- _Exercise task_
Retype each entry below exactly as it stands.
[START Records for this task]
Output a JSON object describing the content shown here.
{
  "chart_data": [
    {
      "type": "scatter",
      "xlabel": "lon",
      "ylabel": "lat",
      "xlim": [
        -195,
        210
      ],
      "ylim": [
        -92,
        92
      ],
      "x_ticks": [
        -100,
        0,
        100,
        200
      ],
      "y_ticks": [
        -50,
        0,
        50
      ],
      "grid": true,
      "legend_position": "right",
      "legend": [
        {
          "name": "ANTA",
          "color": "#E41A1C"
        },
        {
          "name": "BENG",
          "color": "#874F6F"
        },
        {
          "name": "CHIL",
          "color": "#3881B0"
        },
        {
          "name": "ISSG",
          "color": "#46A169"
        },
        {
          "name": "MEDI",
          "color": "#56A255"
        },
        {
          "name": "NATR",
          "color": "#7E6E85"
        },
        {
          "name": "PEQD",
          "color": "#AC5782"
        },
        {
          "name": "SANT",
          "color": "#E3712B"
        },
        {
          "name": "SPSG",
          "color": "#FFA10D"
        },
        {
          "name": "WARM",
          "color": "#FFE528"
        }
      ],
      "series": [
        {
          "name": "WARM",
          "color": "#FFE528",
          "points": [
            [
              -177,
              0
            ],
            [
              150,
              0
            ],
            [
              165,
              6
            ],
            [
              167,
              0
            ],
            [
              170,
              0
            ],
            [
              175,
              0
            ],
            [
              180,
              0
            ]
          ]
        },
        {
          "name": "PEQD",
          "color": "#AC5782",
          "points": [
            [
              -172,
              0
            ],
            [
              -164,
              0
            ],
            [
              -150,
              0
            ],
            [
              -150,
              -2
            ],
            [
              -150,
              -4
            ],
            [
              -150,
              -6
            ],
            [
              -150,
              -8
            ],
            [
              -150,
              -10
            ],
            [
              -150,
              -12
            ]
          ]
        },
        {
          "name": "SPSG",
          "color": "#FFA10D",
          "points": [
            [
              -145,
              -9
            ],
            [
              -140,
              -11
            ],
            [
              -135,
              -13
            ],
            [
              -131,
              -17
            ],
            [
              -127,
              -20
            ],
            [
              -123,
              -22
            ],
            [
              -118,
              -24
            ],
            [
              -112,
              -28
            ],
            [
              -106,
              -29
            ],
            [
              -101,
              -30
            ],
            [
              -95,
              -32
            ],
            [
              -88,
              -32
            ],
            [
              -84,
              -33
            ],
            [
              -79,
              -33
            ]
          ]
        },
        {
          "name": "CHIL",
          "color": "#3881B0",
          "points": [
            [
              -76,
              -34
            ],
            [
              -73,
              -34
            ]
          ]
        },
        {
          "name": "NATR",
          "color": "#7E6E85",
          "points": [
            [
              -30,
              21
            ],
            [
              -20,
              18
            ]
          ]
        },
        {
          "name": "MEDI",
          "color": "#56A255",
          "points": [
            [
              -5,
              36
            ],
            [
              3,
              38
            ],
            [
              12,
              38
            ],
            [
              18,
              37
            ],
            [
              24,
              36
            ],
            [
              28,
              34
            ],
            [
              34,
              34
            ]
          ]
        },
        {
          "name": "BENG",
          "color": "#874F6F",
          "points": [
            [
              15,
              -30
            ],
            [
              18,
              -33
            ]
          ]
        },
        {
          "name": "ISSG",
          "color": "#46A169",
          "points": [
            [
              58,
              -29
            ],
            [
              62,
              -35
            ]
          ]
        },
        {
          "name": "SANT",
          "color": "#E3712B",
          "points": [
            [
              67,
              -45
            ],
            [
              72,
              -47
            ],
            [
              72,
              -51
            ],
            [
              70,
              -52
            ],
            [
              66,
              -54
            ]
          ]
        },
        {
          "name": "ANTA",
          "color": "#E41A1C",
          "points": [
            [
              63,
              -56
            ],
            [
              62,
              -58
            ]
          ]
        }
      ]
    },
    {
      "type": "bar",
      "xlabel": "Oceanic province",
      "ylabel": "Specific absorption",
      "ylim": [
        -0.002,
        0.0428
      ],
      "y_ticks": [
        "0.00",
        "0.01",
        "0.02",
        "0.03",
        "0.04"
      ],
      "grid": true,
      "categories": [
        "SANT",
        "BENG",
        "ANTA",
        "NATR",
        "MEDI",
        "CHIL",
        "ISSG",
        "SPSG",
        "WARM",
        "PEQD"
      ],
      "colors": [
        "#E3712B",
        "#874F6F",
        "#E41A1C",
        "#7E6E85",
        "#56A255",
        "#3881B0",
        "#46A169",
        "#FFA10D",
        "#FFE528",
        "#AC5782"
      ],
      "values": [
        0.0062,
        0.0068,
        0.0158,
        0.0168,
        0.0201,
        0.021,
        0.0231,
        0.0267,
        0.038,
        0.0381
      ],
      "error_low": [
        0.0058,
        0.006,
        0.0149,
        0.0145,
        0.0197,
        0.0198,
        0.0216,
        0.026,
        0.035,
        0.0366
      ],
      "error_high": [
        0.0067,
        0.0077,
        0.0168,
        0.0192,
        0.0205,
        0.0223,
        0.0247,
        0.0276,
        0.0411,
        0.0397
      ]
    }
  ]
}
[END Records for this task]
- _Worked answer_
Output a JSON object describing the content shown here.
{
  "chart_data": [
    {
      "type": "scatter",
      "xlabel": "lon",
      "ylabel": "lat",
      "xlim": [
        -195,
        210
      ],
      "ylim": [
        -92,
        92
      ],
      "x_ticks": [
        -100,
        0,
        100,
        200
      ],
      "y_ticks": [
        -50,
        0,
        50
      ],
      "grid": true,
      "legend_position": "right",
      "legend": [
        {
          "name": "ANTA",
          "color": "#E41A1C"
        },
        {
          "name": "BENG",
          "color": "#874F6F"
        },
        {
          "name": "CHIL",
          "color": "#3881B0"
        },
        {
          "name": "ISSG",
          "color": "#46A169"
        },
        {
          "name": "MEDI",
          "color": "#56A255"
        },
        {
          "name": "NATR",
          "color": "#7E6E85"
        },
        {
          "name": "PEQD",
          "color": "#AC5782"
        },
        {
          "name": "SANT",
          "color": "#E3712B"
        },
        {
          "name": "SPSG",
          "color": "#FFA10D"
        },
        {
          "name": "WARM",
          "color": "#FFE528"
        }
      ],
      "series": [
        {
          "name": "WARM",
          "color": "#FFE528",
          "points": [
            [
              -177,
              0
            ],
            [
              150,
              0
            ],
            [
              165,
              6
            ],
            [
              167,
              0
            ],
            [
              170,
              0
            ],
            [
              175,
              0
            ],
            [
              180,
              0
            ]
          ]
        },
        {
          "name": "PEQD",
          "color": "#AC5782",
          "points": [
            [
              -172,
              0
            ],
            [
              -164,
              0
            ],
            [
              -150,
              0
            ],
            [
              -150,
              -2
            ],
            [
              -150,
              -4
            ],
            [
              -150,
              -6
            ],
            [
              -150,
              -8
            ],
            [
              -150,
              -10
            ],
            [
              -150,
              -12
            ]
          ]
        },
        {
          "name": "SPSG",
          "color": "#FFA10D",
          "points": [
            [
              -145,
              -9
            ],
            [
              -140,
              -11
            ],
            [
              -135,
              -13
            ],
            [
              -131,
              -17
            ],
            [
              -127,
              -20
            ],
            [
              -123,
              -22
            ],
            [
              -118,
              -24
            ],
            [
              -112,
              -28
            ],
            [
              -106,
              -29
            ],
            [
              -101,
              -30
            ],
            [
              -95,
              -32
            ],
            [
              -88,
              -32
            ],
            [
              -84,
              -33
            ],
            [
              -79,
              -33
            ]
          ]
        },
        {
          "name": "CHIL",
          "color": "#3881B0",
          "points": [
            [
              -76,
              -34
            ],
            [
              -73,
              -34
            ]
          ]
        },
        {
          "name": "NATR",
          "color": "#7E6E85",
          "points": [
            [
              -30,
              21
            ],
            [
              -20,
              18
            ]
          ]
        },
        {
          "name": "MEDI",
          "color": "#56A255",
          "points": [
            [
              -5,
              36
            ],
            [
              3,
              38
            ],
            [
              12,
              38
            ],
            [
              18,
              37
            ],
            [
              24,
              36
            ],
            [
              28,
              34
            ],
            [
              34,
              34
            ]
          ]
        },
        {
          "name": "BENG",
          "color": "#874F6F",
          "points": [
            [
              15,
              -30
            ],
            [
              18,
              -33
            ]
          ]
        },
        {
          "name": "ISSG",
          "color": "#46A169",
          "points": [
            [
              58,
              -29
            ],
            [
              62,
              -35
            ]
          ]
        },
        {
          "name": "SANT",
          "color": "#E3712B",
          "points": [
            [
              67,
              -45
            ],
            [
              72,
              -47
            ],
            [
              72,
              -51
            ],
            [
              70,
              -52
            ],
            [
              66,
              -54
            ]
          ]
        },
        {
          "name": "ANTA",
          "color": "#E41A1C",
          "points": [
            [
              63,
              -56
            ],
            [
              62,
              -58
            ]
          ]
        }
      ]
    },
    {
      "type": "bar",
      "xlabel": "Oceanic province",
      "ylabel": "Specific absorption",
      "ylim": [
        -0.002,
        0.0428
      ],
      "y_ticks": [
        "0.00",
        "0.01",
        "0.02",
        "0.03",
        "0.04"
      ],
      "grid": true,
      "categories": [
        "SANT",
        "BENG",
        "ANTA",
        "NATR",
        "MEDI",
        "CHIL",
        "ISSG",
        "SPSG",
        "WARM",
        "PEQD"
      ],
      "colors": [
        "#E3712B",
        "#874F6F",
        "#E41A1C",
        "#7E6E85",
        "#56A255",
        "#3881B0",
        "#46A169",
        "#FFA10D",
        "#FFE528",
        "#AC5782"
      ],
      "values": [
        0.0062,
        0.0068,
        0.0158,
        0.0168,
        0.0201,
        0.021,
        0.0231,
        0.0267,
        0.038,
        0.0381
      ],
      "error_low": [
        0.0058,
        0.006,
        0.0149,
        0.0145,
        0.0197,
        0.0198,
        0.0216,
        0.026,
        0.035,
        0.0366
      ],
      "error_high": [
        0.0067,
        0.0077,
        0.0168,
        0.0192,
        0.0205,
        0.0223,
        0.0247,
        0.0276,
        0.0411,
        0.0397
      ]
    }
  ]
}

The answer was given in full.